## EXTRACTED MATERIAL:
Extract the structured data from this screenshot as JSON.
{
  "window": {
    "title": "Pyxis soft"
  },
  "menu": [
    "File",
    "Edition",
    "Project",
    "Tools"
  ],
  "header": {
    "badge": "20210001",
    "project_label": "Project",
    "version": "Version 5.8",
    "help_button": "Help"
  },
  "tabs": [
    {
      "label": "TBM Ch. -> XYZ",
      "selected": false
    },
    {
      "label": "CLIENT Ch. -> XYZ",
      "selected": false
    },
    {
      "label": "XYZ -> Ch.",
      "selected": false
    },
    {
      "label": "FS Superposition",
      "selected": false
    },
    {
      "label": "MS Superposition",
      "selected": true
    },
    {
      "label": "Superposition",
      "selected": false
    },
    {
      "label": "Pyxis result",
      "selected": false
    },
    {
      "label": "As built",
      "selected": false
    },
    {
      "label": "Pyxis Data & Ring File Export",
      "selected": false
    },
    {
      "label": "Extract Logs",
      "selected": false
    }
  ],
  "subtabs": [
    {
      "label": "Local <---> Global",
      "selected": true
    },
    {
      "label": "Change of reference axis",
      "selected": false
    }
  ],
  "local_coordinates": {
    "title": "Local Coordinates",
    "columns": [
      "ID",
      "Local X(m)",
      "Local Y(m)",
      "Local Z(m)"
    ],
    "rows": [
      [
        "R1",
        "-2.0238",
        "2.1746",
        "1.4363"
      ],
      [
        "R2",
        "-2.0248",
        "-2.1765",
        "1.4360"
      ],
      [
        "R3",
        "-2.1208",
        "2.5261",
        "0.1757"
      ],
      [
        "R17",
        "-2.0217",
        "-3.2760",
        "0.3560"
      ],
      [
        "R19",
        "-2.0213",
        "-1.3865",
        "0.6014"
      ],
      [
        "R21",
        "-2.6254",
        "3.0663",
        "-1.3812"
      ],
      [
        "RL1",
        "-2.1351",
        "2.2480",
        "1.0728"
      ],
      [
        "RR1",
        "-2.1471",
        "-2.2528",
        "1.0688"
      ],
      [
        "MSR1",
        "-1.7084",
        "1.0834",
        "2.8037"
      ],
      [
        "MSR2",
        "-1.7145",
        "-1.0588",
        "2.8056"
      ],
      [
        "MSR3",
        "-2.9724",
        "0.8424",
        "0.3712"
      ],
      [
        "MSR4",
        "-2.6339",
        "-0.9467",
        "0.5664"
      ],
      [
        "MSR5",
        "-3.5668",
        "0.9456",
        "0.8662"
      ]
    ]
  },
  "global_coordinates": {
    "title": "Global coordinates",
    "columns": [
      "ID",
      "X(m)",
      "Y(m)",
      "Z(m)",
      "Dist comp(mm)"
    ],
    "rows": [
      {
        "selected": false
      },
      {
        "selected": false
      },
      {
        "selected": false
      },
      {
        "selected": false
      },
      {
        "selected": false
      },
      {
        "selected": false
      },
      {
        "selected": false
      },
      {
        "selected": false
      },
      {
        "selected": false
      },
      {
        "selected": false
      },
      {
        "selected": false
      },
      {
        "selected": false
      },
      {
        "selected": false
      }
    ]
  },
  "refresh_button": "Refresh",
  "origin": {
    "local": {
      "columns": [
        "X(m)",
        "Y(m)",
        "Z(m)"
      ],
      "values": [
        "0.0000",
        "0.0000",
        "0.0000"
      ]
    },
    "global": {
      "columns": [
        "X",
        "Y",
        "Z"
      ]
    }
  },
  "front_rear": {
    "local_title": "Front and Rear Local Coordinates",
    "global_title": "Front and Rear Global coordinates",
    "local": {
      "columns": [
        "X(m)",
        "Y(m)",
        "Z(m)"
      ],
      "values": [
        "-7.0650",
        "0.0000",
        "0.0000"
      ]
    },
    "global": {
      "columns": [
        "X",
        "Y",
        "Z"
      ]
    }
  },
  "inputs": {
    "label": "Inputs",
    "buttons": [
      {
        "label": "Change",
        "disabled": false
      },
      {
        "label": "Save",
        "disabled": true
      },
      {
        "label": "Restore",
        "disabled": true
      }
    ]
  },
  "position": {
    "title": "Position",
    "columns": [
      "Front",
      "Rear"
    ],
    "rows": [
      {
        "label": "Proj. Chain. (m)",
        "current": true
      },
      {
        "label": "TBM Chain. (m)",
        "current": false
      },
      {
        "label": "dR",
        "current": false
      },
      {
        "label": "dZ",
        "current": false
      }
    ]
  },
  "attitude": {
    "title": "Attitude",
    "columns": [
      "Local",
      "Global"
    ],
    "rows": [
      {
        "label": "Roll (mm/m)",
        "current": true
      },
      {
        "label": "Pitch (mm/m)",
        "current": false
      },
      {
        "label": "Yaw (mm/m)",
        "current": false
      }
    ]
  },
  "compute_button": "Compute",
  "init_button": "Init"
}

## TASK TO CARRY OUT:
Go back to the listing above and please repeat it exactly.

## EXERCISE RESULT:
Extract the structured data from this screenshot as JSON.
{
  "window": {
    "title": "Pyxis soft"
  },
  "menu": [
    "File",
    "Edition",
    "Project",
    "Tools"
  ],
  "header": {
    "badge": "20210001",
    "project_label": "Project",
    "version": "Version 5.8",
    "help_button": "Help"
  },
  "tabs": [
    {
      "label": "TBM Ch. -> XYZ",
      "selected": false
    },
    {
      "label": "CLIENT Ch. -> XYZ",
      "selected": false
    },
    {
      "label": "XYZ -> Ch.",
      "selected": false
    },
    {
      "label": "FS Superposition",
      "selected": false
    },
    {
      "label": "MS Superposition",
      "selected": true
    },
    {
      "label": "Superposition",
      "selected": false
    },
    {
      "label": "Pyxis result",
      "selected": false
    },
    {
      "label": "As built",
      "selected": false
    },
    {
      "label": "Pyxis Data & Ring File Export",
      "selected": false
    },
    {
      "label": "Extract Logs",
      "selected": false
    }
  ],
  "subtabs": [
    {
      "label": "Local <---> Global",
      "selected": true
    },
    {
      "label": "Change of reference axis",
      "selected": false
    }
  ],
  "local_coordinates": {
    "title": "Local Coordinates",
    "columns": [
      "ID",
      "Local X(m)",
      "Local Y(m)",
      "Local Z(m)"
    ],
    "rows": [
      [
        "R1",
        "-2.0238",
        "2.1746",
        "1.4363"
      ],
      [
        "R2",
        "-2.0248",
        "-2.1765",
        "1.4360"
      ],
      [
        "R3",
        "-2.1208",
        "2.5261",
        "0.1757"
      ],
      [
        "R17",
        "-2.0217",
        "-3.2760",
        "0.3560"
      ],
      [
        "R19",
        "-2.0213",
        "-1.3865",
        "0.6014"
      ],
      [
        "R21",
        "-2.6254",
        "3.0663",
        "-1.3812"
      ],
      [
        "RL1",
        "-2.1351",
        "2.2480",
        "1.0728"
      ],
      [
        "RR1",
        "-2.1471",
        "-2.2528",
        "1.0688"
      ],
      [
        "MSR1",
        "-1.7084",
        "1.0834",
        "2.8037"
      ],
      [
        "MSR2",
        "-1.7145",
        "-1.0588",
        "2.8056"
      ],
      [
        "MSR3",
        "-2.9724",
        "0.8424",
        "0.3712"
      ],
      [
        "MSR4",
        "-2.6339",
        "-0.9467",
        "0.5664"
      ],
      [
        "MSR5",
        "-3.5668",
        "0.9456",
        "0.8662"
      ]
    ]
  },
  "global_coordinates": {
    "title": "Global coordinates",
    "columns": [
      "ID",
      "X(m)",
      "Y(m)",
      "Z(m)",
      "Dist comp(mm)"
    ],
    "rows": [
      {
        "selected": false
      },
      {
        "selected": false
      },
      {
        "selected": false
      },
      {
        "selected": false
      },
      {
        "selected": false
      },
      {
        "selected": false
      },
      {
        "selected": false
      },
      {
        "selected": false
      },
      {
        "selected": false
      },
      {
        "selected": false
      },
      {
        "selected": false
      },
      {
        "selected": false
      },
      {
        "selected": false
      }
    ]
  },
  "refresh_button": "Refresh",
  "origin": {
    "local": {
      "columns": [
        "X(m)",
        "Y(m)",
        "Z(m)"
      ],
      "values": [
        "0.0000",
        "0.0000",
        "0.0000"
      ]
    },
    "global": {
      "columns": [
        "X",
        "Y",
        "Z"
      ]
    }
  },
  "front_rear": {
    "local_title": "Front and Rear Local Coordinates",
    "global_title": "Front and Rear Global coordinates",
    "local": {
      "columns": [
        "X(m)",
        "Y(m)",
        "Z(m)"
      ],
      "values": [
        "-7.0650",
        "0.0000",
        "0.0000"
      ]
    },
    "global": {
      "columns": [
        "X",
        "Y",
        "Z"
      ]
    }
  },
  "inputs": {
    "label": "Inputs",
    "buttons": [
      {
        "label": "Change",
        "disabled": false
      },
      {
        "label": "Save",
        "disabled": true
      },
      {
        "label": "Restore",
        "disabled": true
      }
    ]
  },
  "position": {
    "title": "Position",
    "columns": [
      "Front",
      "Rear"
    ],
    "rows": [
      {
        "label": "Proj. Chain. (m)",
        "current": true
      },
      {
        "label": "TBM Chain. (m)",
        "current": false
      },
      {
        "label": "dR",
        "current": false
      },
      {
        "label": "dZ",
        "current": false
      }
    ]
  },
  "attitude": {
    "title": "Attitude",
    "columns": [
      "Local",
      "Global"
    ],
    "rows": [
      {
        "label": "Roll (mm/m)",
        "current": true
      },
      {
        "label": "Pitch (mm/m)",
        "current": false
      },
      {
        "label": "Yaw (mm/m)",
        "current": false
      }
    ]
  },
  "compute_button": "Compute",
  "init_button": "Init"
}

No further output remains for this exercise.